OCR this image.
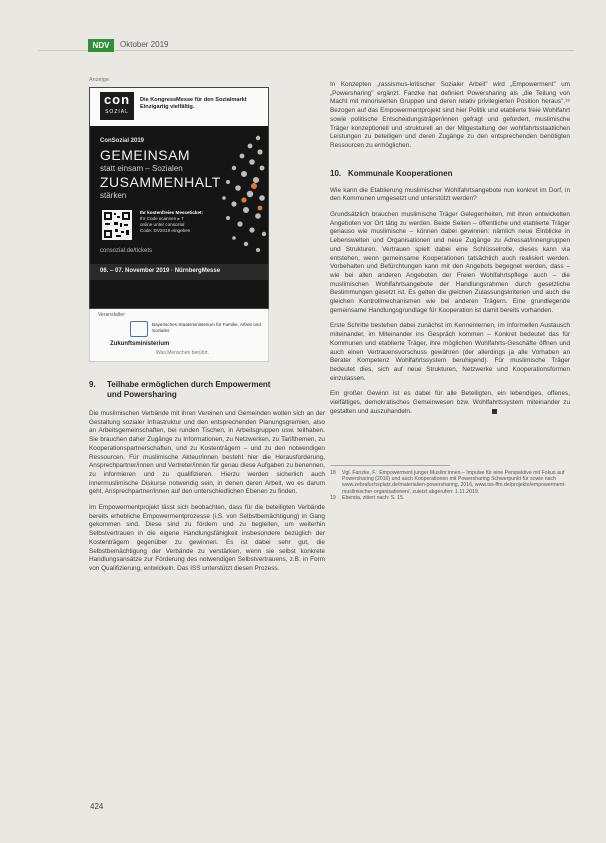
NDV	Oktober 2019
Anzeige
con
SOZIAL
Die KongressMesse für den Sozialmarkt Einzigartig vielfältig.
ConSozial 2019
GEMEINSAM
statt einsam – Sozialen
ZUSAMMENHALT
stärken
Ihr kostenfreies Messeticket:
Ihr Code scannen ▸ 7
online unter consozial
Code: DV2019 eingeben
consozial.de/tickets
06. – 07. November 2019 · NürnbergMesse
Veranstalter
Bayerisches Staatsministerium für Familie, Arbeit und Soziales
Zukunftsministerium
Was Menschen berührt.
9. Teilhabe ermöglichen durch Empowerment
und Powersharing

Die muslimischen Verbände mit ihren Vereinen und Gemeinden wollen sich an der Gestaltung sozialer Infrastruktur und den entsprechenden Planungsgremien, also an Arbeitsgemeinschaften, bei runden Tischen, in Arbeitsgruppen usw. teilhaben. Sie brauchen daher Zugänge zu Informationen, zu Netzwerken, zu Tarifthemen, zu Kooperationspartnerschaften, und zu Kostenträgern – und zu den notwendigen Ressourcen. Für muslimische Akteur/innen besteht hier die Herausforderung, Ansprechpartner/innen und Vertreter/innen für genau diese Aufgaben zu benennen, zu informieren und zu qualifizieren. Hierzu werden sicherlich auch innermuslimische Diskurse notwendig sein, in denen deren Arbeit, wo es darum geht, Ansprechpartner/innen auf den unterschiedlichen Ebenen zu finden.

Im Empowermentprojekt lässt sich beobachten, dass für die beteiligten Verbände bereits erhebliche Empowermentprozesse (i.S. von Selbstbemächtigung) in Gang gekommen sind. Diese sind zu fördern und zu begleiten, um weiterhin Selbstvertrauen in die eigene Handlungsfähigkeit insbesondere bezüglich der Kostenträgern gegenüber zu gewinnen. Es ist dabei sehr gut, die Selbstbemächtigung der Verbände zu verstärken, wenn sie selbst konkrete Handlungsansätze zur Förderung des notwendigen Selbstvertrauens, z.B. in Form von Qualifizierung, entwickeln. Das ISS unterstützt diesen Prozess.

In Konzepten „rassismus-kritischer Sozialer Arbeit" wird „Empowerment" um „Powersharing" ergänzt. Fanzke hat definiert Powersharing als „die Teilung von Macht mit minorisierten Gruppen und deren relativ privilegierten Position heraus".¹⁸ Bezogen auf das Empowermentprojekt sind hier Politik und etablierte freie Wohlfahrt sowie politische Entscheidungsträger/innen gefragt und gefordert, muslimische Träger konzeptionell und strukturell an der Mitgestaltung der wohlfahrtsstaatlichen Leistungen zu beteiligen und deren Zugänge zu den entsprechenden benötigten Ressourcen zu ermöglichen.

10. Kommunale Kooperationen

Wie kann die Etablierung muslimischer Wohlfahrtsangebote nun konkret im Dorf, in den Kommunen umgesetzt und unterstützt werden?

Grundsätzlich brauchen muslimische Träger Gelegenheiten, mit ihren entwickelten Angeboten vor Ort tätig zu werden. Beide Seiten – öffentliche und etablierte Träger genauso wie muslimische – können dabei gewinnen: nämlich neue Einblicke in Lebenswelten und Organisationen und neue Zugänge zu Adressat/innengruppen und Strukturen. Vertrauen spielt dabei eine Schlüsselrolle, dieses kann via entstehen, wenn gemeinsame Kooperationen tatsächlich auch realisiert werden. Vorbehalten und Befürchtungen kann mit den Angebots begegnet werden, dass – wie bei allen anderen Angeboten der Freien Wohlfahrtspflege auch – die muslimischen Wohlfahrtsangebote der Handlungsrahmen durch gesetzliche Bestimmungen gesetzt ist. Es gelten die gleichen Zulassungskriterien und auch die gleichen Kontrollmechanismen wie bei anderen Trägern. Eine grundlegende gemeinsame Handlungsgrundlage für Kooperation ist damit bereits vorhanden.

Erste Schritte bestehen dabei zunächst im Kennenlernen, im informellen Austausch miteinander, im Miteinander ins Gespräch kommen – Konkret bedeutet das für Kommunen und etablierte Träger, ihre möglichen Wohlfahrts-Geschäfte öffnen und auch einen Vertrauensvorschuss gewähren (der allerdings ja alle Vorhaben an Berater Kompetenz Wohlfahrtssystem beruhigend). Für muslimische Träger bedeutet dies, sich auf neue Strukturen, Netzwerke und Kooperationsformen einzulassen.

Ein großer Gewinn ist es dabei für alle Beteiligten, ein lebendiges, offenes, vielfältiges, demokratisches Gemeinwesen bzw. Wohlfahrtssystem miteinander zu gestalten und auszuhandeln.

18	Vgl. Fanzke, F.: Empowerment junger Muslim:innen – Impulse für eine Perspektive mit Fokus auf Powersharing (2016) und auch Kooperationen mit Powersharing Schwerpunkt für sowie nach www.zebrafuchsplatz.de/materialien-powersharing, 2016, www.iss-ffm.de/projekte/empowerment-muslimischer-organisationen/, zuletzt abgerufen: 1.11.2019.

19	Ebenda, zitiert nach: S. 15.

424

────────────────

EXERCISE AIM – Quote all of the entries word for word, omitting any pictures.

THE ANSWER –
OCR this image.
NDV	Oktober 2019
Anzeige
con
SOZIAL
Die KongressMesse für den Sozialmarkt Einzigartig vielfältig.
ConSozial 2019
GEMEINSAM
statt einsam – Sozialen
ZUSAMMENHALT
stärken
Ihr kostenfreies Messeticket:
Ihr Code scannen ▸ 7
online unter consozial
Code: DV2019 eingeben
consozial.de/tickets
06. – 07. November 2019 · NürnbergMesse
Veranstalter
Bayerisches Staatsministerium für Familie, Arbeit und Soziales
Zukunftsministerium
Was Menschen berührt.
9. Teilhabe ermöglichen durch Empowerment
und Powersharing

Die muslimischen Verbände mit ihren Vereinen und Gemeinden wollen sich an der Gestaltung sozialer Infrastruktur und den entsprechenden Planungsgremien, also an Arbeitsgemeinschaften, bei runden Tischen, in Arbeitsgruppen usw. teilhaben. Sie brauchen daher Zugänge zu Informationen, zu Netzwerken, zu Tarifthemen, zu Kooperationspartnerschaften, und zu Kostenträgern – und zu den notwendigen Ressourcen. Für muslimische Akteur/innen besteht hier die Herausforderung, Ansprechpartner/innen und Vertreter/innen für genau diese Aufgaben zu benennen, zu informieren und zu qualifizieren. Hierzu werden sicherlich auch innermuslimische Diskurse notwendig sein, in denen deren Arbeit, wo es darum geht, Ansprechpartner/innen auf den unterschiedlichen Ebenen zu finden.

Im Empowermentprojekt lässt sich beobachten, dass für die beteiligten Verbände bereits erhebliche Empowermentprozesse (i.S. von Selbstbemächtigung) in Gang gekommen sind. Diese sind zu fördern und zu begleiten, um weiterhin Selbstvertrauen in die eigene Handlungsfähigkeit insbesondere bezüglich der Kostenträgern gegenüber zu gewinnen. Es ist dabei sehr gut, die Selbstbemächtigung der Verbände zu verstärken, wenn sie selbst konkrete Handlungsansätze zur Förderung des notwendigen Selbstvertrauens, z.B. in Form von Qualifizierung, entwickeln. Das ISS unterstützt diesen Prozess.

In Konzepten „rassismus-kritischer Sozialer Arbeit" wird „Empowerment" um „Powersharing" ergänzt. Fanzke hat definiert Powersharing als „die Teilung von Macht mit minorisierten Gruppen und deren relativ privilegierten Position heraus".¹⁸ Bezogen auf das Empowermentprojekt sind hier Politik und etablierte freie Wohlfahrt sowie politische Entscheidungsträger/innen gefragt und gefordert, muslimische Träger konzeptionell und strukturell an der Mitgestaltung der wohlfahrtsstaatlichen Leistungen zu beteiligen und deren Zugänge zu den entsprechenden benötigten Ressourcen zu ermöglichen.

10. Kommunale Kooperationen

Wie kann die Etablierung muslimischer Wohlfahrtsangebote nun konkret im Dorf, in den Kommunen umgesetzt und unterstützt werden?

Grundsätzlich brauchen muslimische Träger Gelegenheiten, mit ihren entwickelten Angeboten vor Ort tätig zu werden. Beide Seiten – öffentliche und etablierte Träger genauso wie muslimische – können dabei gewinnen: nämlich neue Einblicke in Lebenswelten und Organisationen und neue Zugänge zu Adressat/innengruppen und Strukturen. Vertrauen spielt dabei eine Schlüsselrolle, dieses kann via entstehen, wenn gemeinsame Kooperationen tatsächlich auch realisiert werden. Vorbehalten und Befürchtungen kann mit den Angebots begegnet werden, dass – wie bei allen anderen Angeboten der Freien Wohlfahrtspflege auch – die muslimischen Wohlfahrtsangebote der Handlungsrahmen durch gesetzliche Bestimmungen gesetzt ist. Es gelten die gleichen Zulassungskriterien und auch die gleichen Kontrollmechanismen wie bei anderen Trägern. Eine grundlegende gemeinsame Handlungsgrundlage für Kooperation ist damit bereits vorhanden.

Erste Schritte bestehen dabei zunächst im Kennenlernen, im informellen Austausch miteinander, im Miteinander ins Gespräch kommen – Konkret bedeutet das für Kommunen und etablierte Träger, ihre möglichen Wohlfahrts-Geschäfte öffnen und auch einen Vertrauensvorschuss gewähren (der allerdings ja alle Vorhaben an Berater Kompetenz Wohlfahrtssystem beruhigend). Für muslimische Träger bedeutet dies, sich auf neue Strukturen, Netzwerke und Kooperationsformen einzulassen.

Ein großer Gewinn ist es dabei für alle Beteiligten, ein lebendiges, offenes, vielfältiges, demokratisches Gemeinwesen bzw. Wohlfahrtssystem miteinander zu gestalten und auszuhandeln.

18	Vgl. Fanzke, F.: Empowerment junger Muslim:innen – Impulse für eine Perspektive mit Fokus auf Powersharing (2016) und auch Kooperationen mit Powersharing Schwerpunkt für sowie nach www.zebrafuchsplatz.de/materialien-powersharing, 2016, www.iss-ffm.de/projekte/empowerment-muslimischer-organisationen/, zuletzt abgerufen: 1.11.2019.

19	Ebenda, zitiert nach: S. 15.

424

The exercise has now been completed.